======== BRANO DI TESTO ========

Ripulita Villa Moncada da parte dei migranti “paternesi per adozione”(come dicono i componenti dell’associazione “Penelope”) e dai cittadini di Paternò. Si è trattata dell’iniziativa denominata “Il bene in comune” organizzata dai componenti del Polo Sociale Integrato “Polifemo” di via Roma e quelli dell’Associazione “Penelope”.
Alla fine sono stati riempiti oltre 20 sacchi contenenti indifferenziata, carta e plastica. All’iniziativa hanno partecipato lavoratori stranieri nonché i componenti dell’associazione “Penelope”, i volontari del Polo sociale integrato “Polifemo”, e i giovani del gruppo politico “Voce” e “Faro 90- Controcorrente” e i ragazzi della GIFRA.

======== ESTRATTI DI DATI ========

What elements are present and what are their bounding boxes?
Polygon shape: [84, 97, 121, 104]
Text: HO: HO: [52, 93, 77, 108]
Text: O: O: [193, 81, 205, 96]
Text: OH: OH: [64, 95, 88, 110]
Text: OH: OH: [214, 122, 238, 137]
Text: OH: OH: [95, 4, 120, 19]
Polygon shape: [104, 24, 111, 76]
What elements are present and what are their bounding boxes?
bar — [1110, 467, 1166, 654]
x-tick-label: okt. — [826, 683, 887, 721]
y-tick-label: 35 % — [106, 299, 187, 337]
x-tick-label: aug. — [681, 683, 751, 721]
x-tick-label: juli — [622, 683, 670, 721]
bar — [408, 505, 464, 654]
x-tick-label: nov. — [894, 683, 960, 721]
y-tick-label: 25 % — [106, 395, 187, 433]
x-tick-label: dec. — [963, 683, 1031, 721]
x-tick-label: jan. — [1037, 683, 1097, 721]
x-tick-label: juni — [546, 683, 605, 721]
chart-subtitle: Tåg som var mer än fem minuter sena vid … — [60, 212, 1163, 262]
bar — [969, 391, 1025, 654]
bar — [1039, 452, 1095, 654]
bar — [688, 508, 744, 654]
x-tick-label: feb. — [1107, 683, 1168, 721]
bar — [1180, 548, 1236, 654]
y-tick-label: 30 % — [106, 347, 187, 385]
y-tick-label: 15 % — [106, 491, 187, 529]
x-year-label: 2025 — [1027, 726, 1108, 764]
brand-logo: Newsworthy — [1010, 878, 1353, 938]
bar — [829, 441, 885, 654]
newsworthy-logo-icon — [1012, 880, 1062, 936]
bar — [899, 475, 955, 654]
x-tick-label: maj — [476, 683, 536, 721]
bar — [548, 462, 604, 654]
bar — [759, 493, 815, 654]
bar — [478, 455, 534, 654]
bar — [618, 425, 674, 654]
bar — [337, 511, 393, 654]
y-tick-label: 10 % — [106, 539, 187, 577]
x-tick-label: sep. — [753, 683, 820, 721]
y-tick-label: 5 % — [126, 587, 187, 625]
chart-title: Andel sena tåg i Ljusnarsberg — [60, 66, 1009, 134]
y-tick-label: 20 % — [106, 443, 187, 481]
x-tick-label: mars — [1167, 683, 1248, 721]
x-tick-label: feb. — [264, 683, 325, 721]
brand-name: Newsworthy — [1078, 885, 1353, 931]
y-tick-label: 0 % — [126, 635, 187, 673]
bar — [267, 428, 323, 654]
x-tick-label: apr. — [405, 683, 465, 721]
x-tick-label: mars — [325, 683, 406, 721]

========

**COMPITI DELL'ESERCIZIO:**
1. Secondo il testo sulla pulizia di Villa Moncada, quanti sacchi sono stati riempiti alla fine?
2. Indichi se ciascuna affermazione concorda con il testo sulla pulizia di Villa Moncada, citando le parole decisive: (a) l'iniziativa era denominata "Il bene in comune"; (b) il Polo Sociale Integrato "Polifemo" si trova in via Roma; (c) i ragazzi della GIFRA non hanno partecipato all'iniziativa.
3. Prosegua il testo sulla pulizia di Villa Moncada a partire dall'ultima frase riportata.

**PROBLEMI RISOLTI:**
1. Oltre 20 sacchi, contenenti indifferenziata, carta e plastica.

2.
(a) Sì: «denominata “Il bene in comune”».
(b) Sì: «“Polifemo” di via Roma».
(c) No: «e i ragazzi della GIFRA».

3.
“Una proposta di cooperazione dal basso per provare a lavorare assieme, persone nate paternesi e migranti paternesi per adozione, per superare il degrado dei luoghi e delle relazioni e condividere un’idea di riscatto sociale condivisa- dicono gli organizzatori- Insieme per ripulire Villa Moncada, diventata, nell’immaginario collettivo, emblema del degrado urbano e sociale di Paternò, non solo dai rifiuti, ma anche dai pregiudizi e dall’intolleranza di chi la ostenta come ‘prova’ dell’impossibilità di civile convivenza fra paternesi di nascita e di adozione, invece di riconoscerla come effetto diretto di una dinamica sociale che nega i più elementari diritti umani (casa, lavoro dignitoso, bisogni primari …) a chi giunge a Paternò con la promessa di un lavoro e per aiutare la propria famiglia in patria- proseguono gli organizzatori- Riconoscerne il valore umano e sociale, valorizzarne l’apporto e il contributo al benessere collettivo, è l’unica strada per superare una guerra fra poveri di cui si avvantaggia solo chi ha bisogno di manovalanza a basso costo, isolata e ricattabile”.